◆ To do ◆
In the material below, find every line with "this" and pull it out.

[Data records]
----
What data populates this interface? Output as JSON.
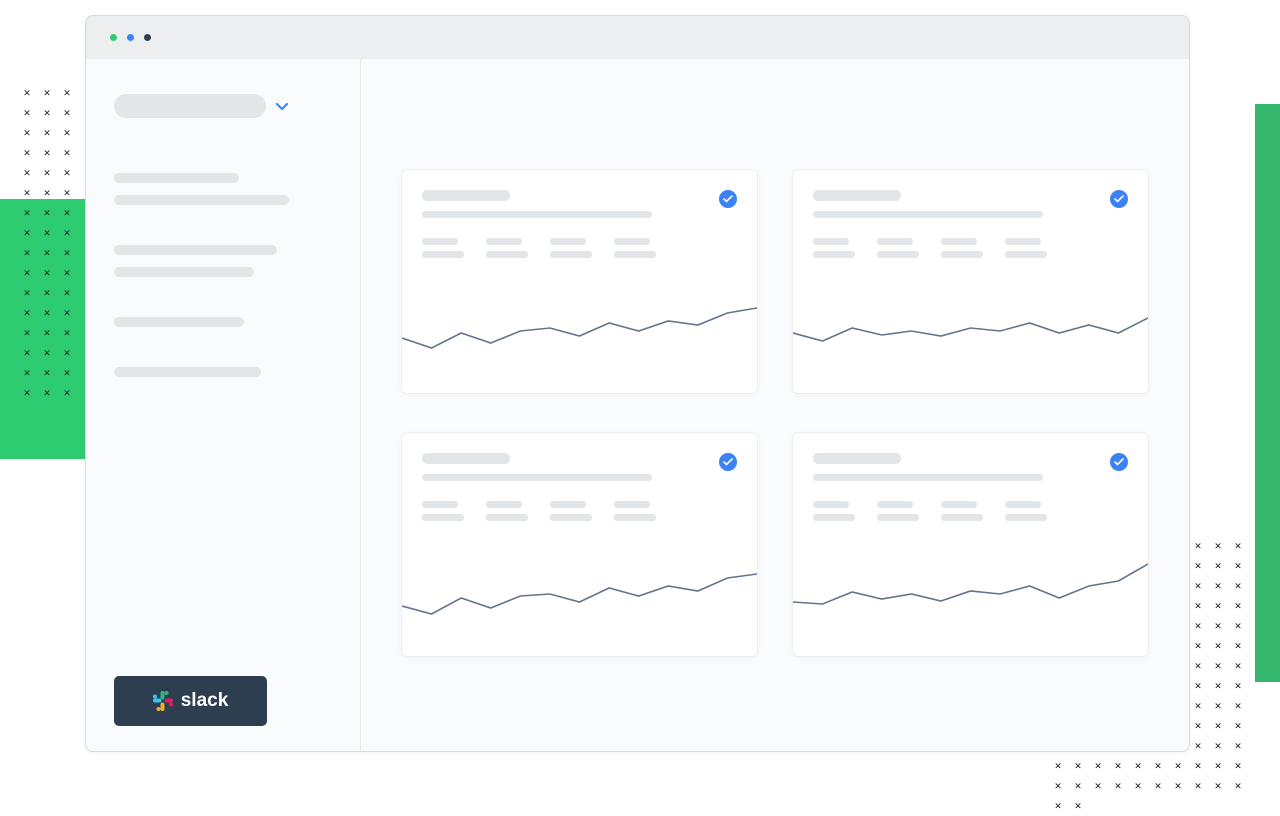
{
  "sidebar": {
    "integration_label": "slack"
  },
  "cards": [
    {
      "sparkline": [
        65,
        75,
        60,
        70,
        58,
        55,
        63,
        50,
        58,
        48,
        52,
        40,
        35
      ]
    },
    {
      "sparkline": [
        60,
        68,
        55,
        62,
        58,
        63,
        55,
        58,
        50,
        60,
        52,
        60,
        45
      ]
    },
    {
      "sparkline": [
        70,
        78,
        62,
        72,
        60,
        58,
        66,
        52,
        60,
        50,
        55,
        42,
        38
      ]
    },
    {
      "sparkline": [
        66,
        68,
        56,
        63,
        58,
        65,
        55,
        58,
        50,
        62,
        50,
        45,
        28
      ]
    }
  ]
}
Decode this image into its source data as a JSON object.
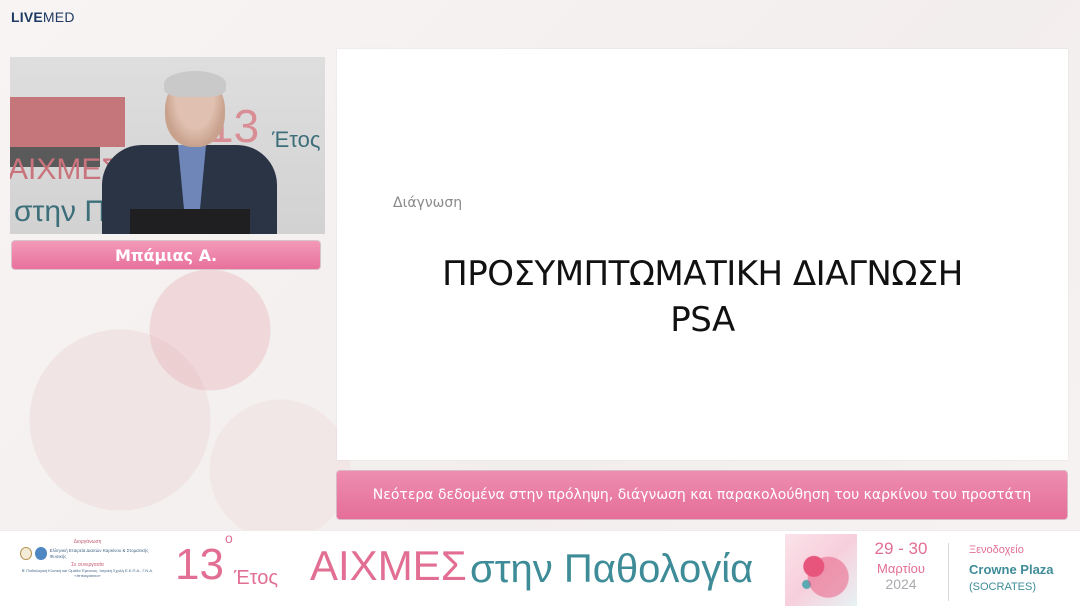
----
◆ Full answer ◆
What data populates this interface? Output as JSON.
Decode this image into its source data as a JSON object.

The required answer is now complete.